> **Given instruction**
Present every line in which the string "برگه" appears.

> **Records for this exercise**

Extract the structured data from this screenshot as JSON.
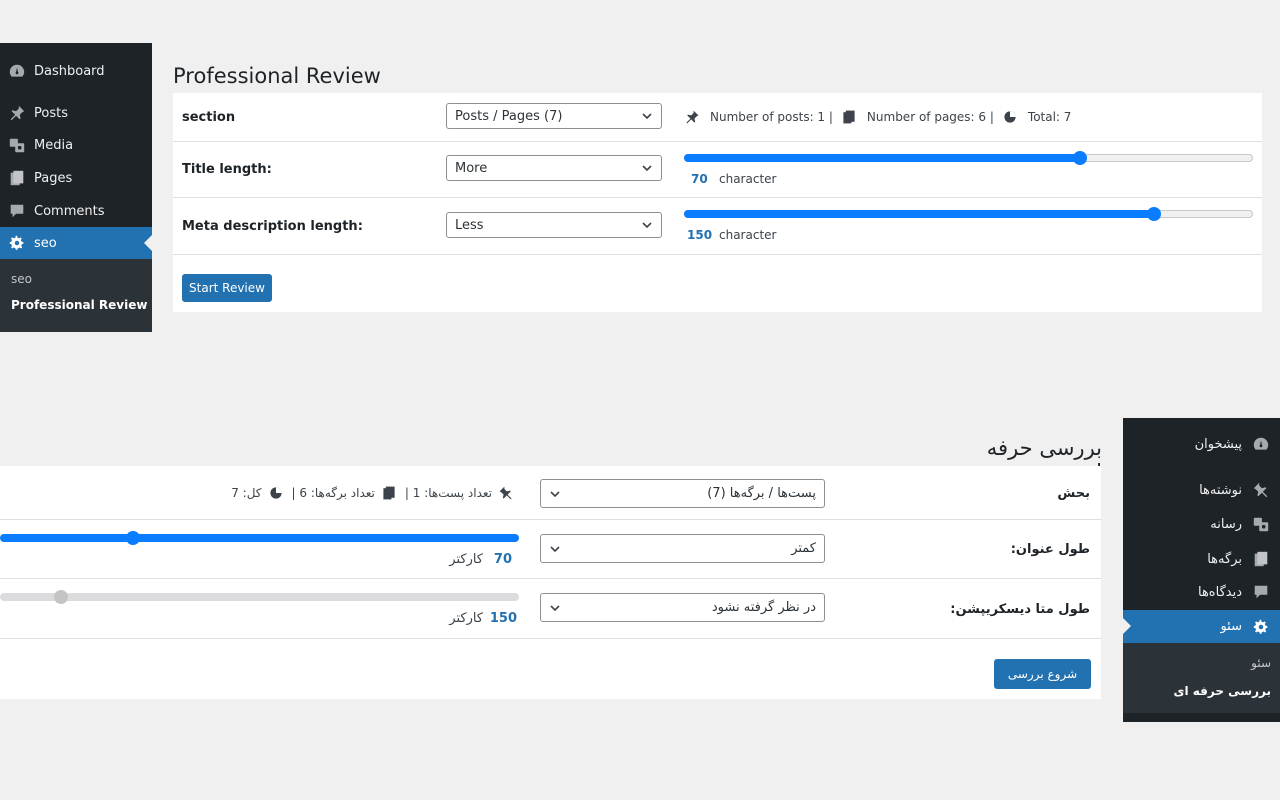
{
  "ltr": {
    "sidebar": {
      "items": [
        {
          "label": "Dashboard",
          "icon": "dashboard-icon"
        },
        {
          "label": "Posts",
          "icon": "pin-icon"
        },
        {
          "label": "Media",
          "icon": "media-icon"
        },
        {
          "label": "Pages",
          "icon": "pages-icon"
        },
        {
          "label": "Comments",
          "icon": "comment-icon"
        },
        {
          "label": "seo",
          "icon": "gear-icon"
        }
      ],
      "submenu": [
        "seo",
        "Professional Review"
      ]
    },
    "page_title": "Professional Review",
    "rows": {
      "section": {
        "label": "section",
        "value": "Posts / Pages (7)"
      },
      "title": {
        "label": "Title length:",
        "value": "More",
        "number": "70",
        "unit": "character",
        "level": 0.7
      },
      "meta": {
        "label": "Meta description length:",
        "value": "Less",
        "number": "150",
        "unit": "character",
        "level": 0.84
      }
    },
    "stats": {
      "posts": "Number of posts: 1 |",
      "pages": "Number of pages: 6 |",
      "total": "Total: 7"
    },
    "button": "Start Review"
  },
  "rtl": {
    "sidebar": {
      "items": [
        {
          "label": "پیشخوان",
          "icon": "dashboard-icon"
        },
        {
          "label": "نوشته‌ها",
          "icon": "pin-icon"
        },
        {
          "label": "رسانه",
          "icon": "media-icon"
        },
        {
          "label": "برگه‌ها",
          "icon": "pages-icon"
        },
        {
          "label": "دیدگاه‌ها",
          "icon": "comment-icon"
        },
        {
          "label": "سئو",
          "icon": "gear-icon"
        }
      ],
      "submenu": [
        "سئو",
        "بررسی حرفه ای"
      ]
    },
    "page_title": "بررسی حرفه ای",
    "rows": {
      "section": {
        "label": "بحش",
        "value": "پست‌ها / برگه‌ها (7)"
      },
      "title": {
        "label": "طول عنوان:",
        "value": "کمتر",
        "number": "70",
        "unit": "کارکتر"
      },
      "meta": {
        "label": "طول متا دیسکریپشن:",
        "value": "در نظر گرفته نشود",
        "number": "150",
        "unit": "کارکتر"
      }
    },
    "stats": {
      "posts": "تعداد پست‌ها: 1 |",
      "pages": "تعداد برگه‌ها: 6 |",
      "total": "کل: 7"
    },
    "button": "شروع بررسی"
  },
  "colors": {
    "sidebar": "#1d2327",
    "accent": "#2271b1",
    "slider": "#0a7cff"
  }
}
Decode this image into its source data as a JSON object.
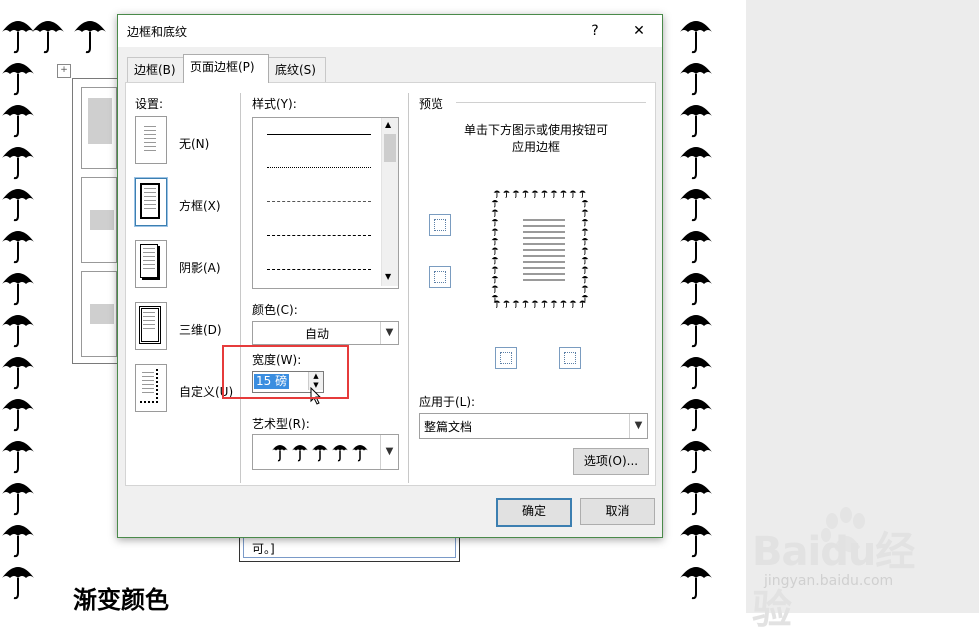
{
  "document": {
    "heading": "渐变颜色",
    "note_text": "可。]"
  },
  "watermark": {
    "brand": "Baidu经验",
    "url": "jingyan.baidu.com"
  },
  "dialog": {
    "title": "边框和底纹",
    "help_label": "?",
    "close_label": "✕",
    "tabs": [
      {
        "label": "边框(B)",
        "active": false
      },
      {
        "label": "页面边框(P)",
        "active": true
      },
      {
        "label": "底纹(S)",
        "active": false
      }
    ],
    "settings": {
      "label": "设置:",
      "items": [
        {
          "label": "无(N)",
          "selected": false
        },
        {
          "label": "方框(X)",
          "selected": true
        },
        {
          "label": "阴影(A)",
          "selected": false
        },
        {
          "label": "三维(D)",
          "selected": false
        },
        {
          "label": "自定义(U)",
          "selected": false
        }
      ]
    },
    "style": {
      "label": "样式(Y):"
    },
    "color": {
      "label": "颜色(C):",
      "value": "自动"
    },
    "width": {
      "label": "宽度(W):",
      "value": "15 磅"
    },
    "art": {
      "label": "艺术型(R):"
    },
    "preview": {
      "label": "预览",
      "hint_line1": "单击下方图示或使用按钮可",
      "hint_line2": "应用边框"
    },
    "apply_to": {
      "label": "应用于(L):",
      "value": "整篇文档"
    },
    "options_label": "选项(O)...",
    "ok_label": "确定",
    "cancel_label": "取消"
  },
  "colors": {
    "highlight_red": "#e63b3b",
    "selection_blue": "#3b8ee0",
    "dialog_border": "#4a8a4a"
  }
}
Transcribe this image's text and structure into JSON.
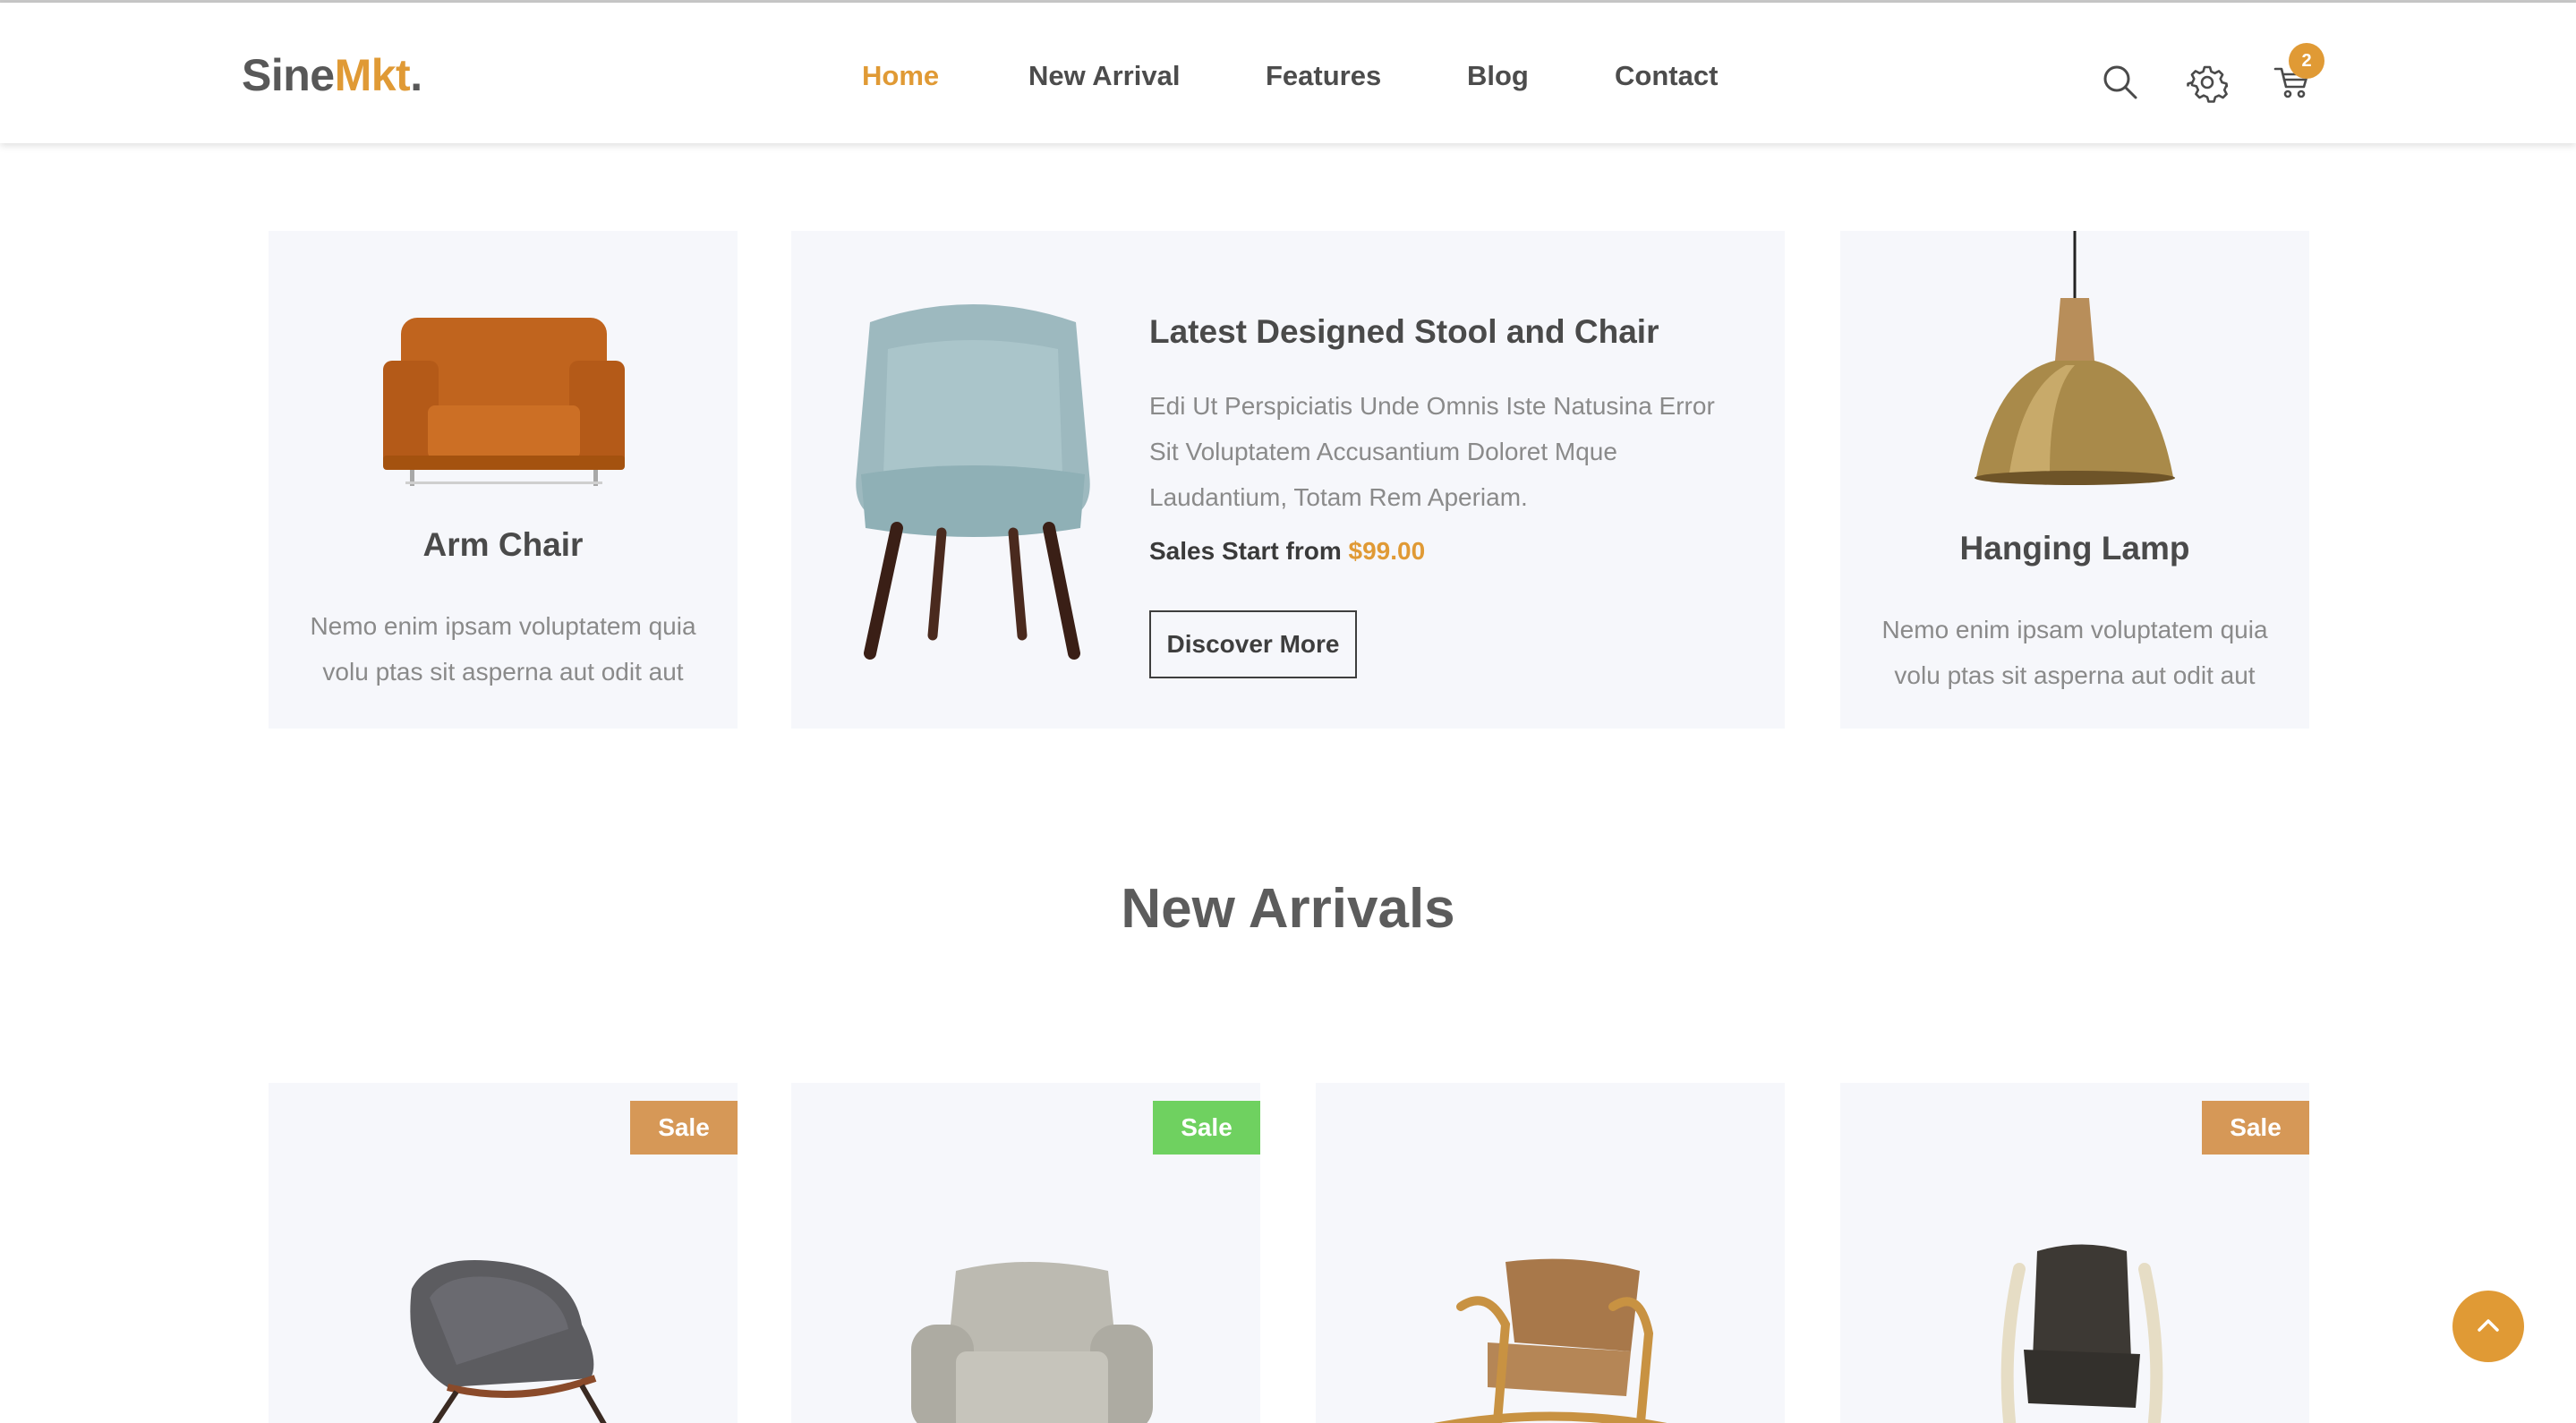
{
  "header": {
    "logo_main": "Sine",
    "logo_accent": "Mkt",
    "logo_dot": ".",
    "nav": [
      "Home",
      "New Arrival",
      "Features",
      "Blog",
      "Contact"
    ],
    "active_nav": "Home",
    "cart_count": "2",
    "icons": [
      "search-icon",
      "gear-icon",
      "cart-icon"
    ]
  },
  "features": {
    "arm_chair": {
      "title": "Arm Chair",
      "text": "Nemo enim ipsam voluptatem quia volu ptas sit asperna aut odit aut"
    },
    "promo": {
      "title": "Latest Designed Stool and Chair",
      "description": "Edi Ut Perspiciatis Unde Omnis Iste Natusina Error Sit Voluptatem Accusantium Doloret Mque Laudantium, Totam Rem Aperiam.",
      "price_label": "Sales Start from",
      "price": "$99.00",
      "button": "Discover More"
    },
    "hanging_lamp": {
      "title": "Hanging Lamp",
      "text": "Nemo enim ipsam voluptatem quia volu ptas sit asperna aut odit aut"
    }
  },
  "new_arrivals": {
    "title": "New Arrivals",
    "products": [
      {
        "badge": "Sale",
        "badge_color": "#d69857"
      },
      {
        "badge": "Sale",
        "badge_color": "#6fd160"
      },
      {
        "badge": "",
        "badge_color": ""
      },
      {
        "badge": "Sale",
        "badge_color": "#d69857"
      }
    ]
  },
  "colors": {
    "accent": "#e09a35",
    "card_bg": "#f6f7fb",
    "text_dark": "#4a4a4a",
    "text_muted": "#8a8a8a"
  }
}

> **Output for this exercise**
          "label": "برگه‌ها",
        "value": "پست‌ها / برگه‌ها (7)"
      "pages": "تعداد برگه‌ها: 6 |",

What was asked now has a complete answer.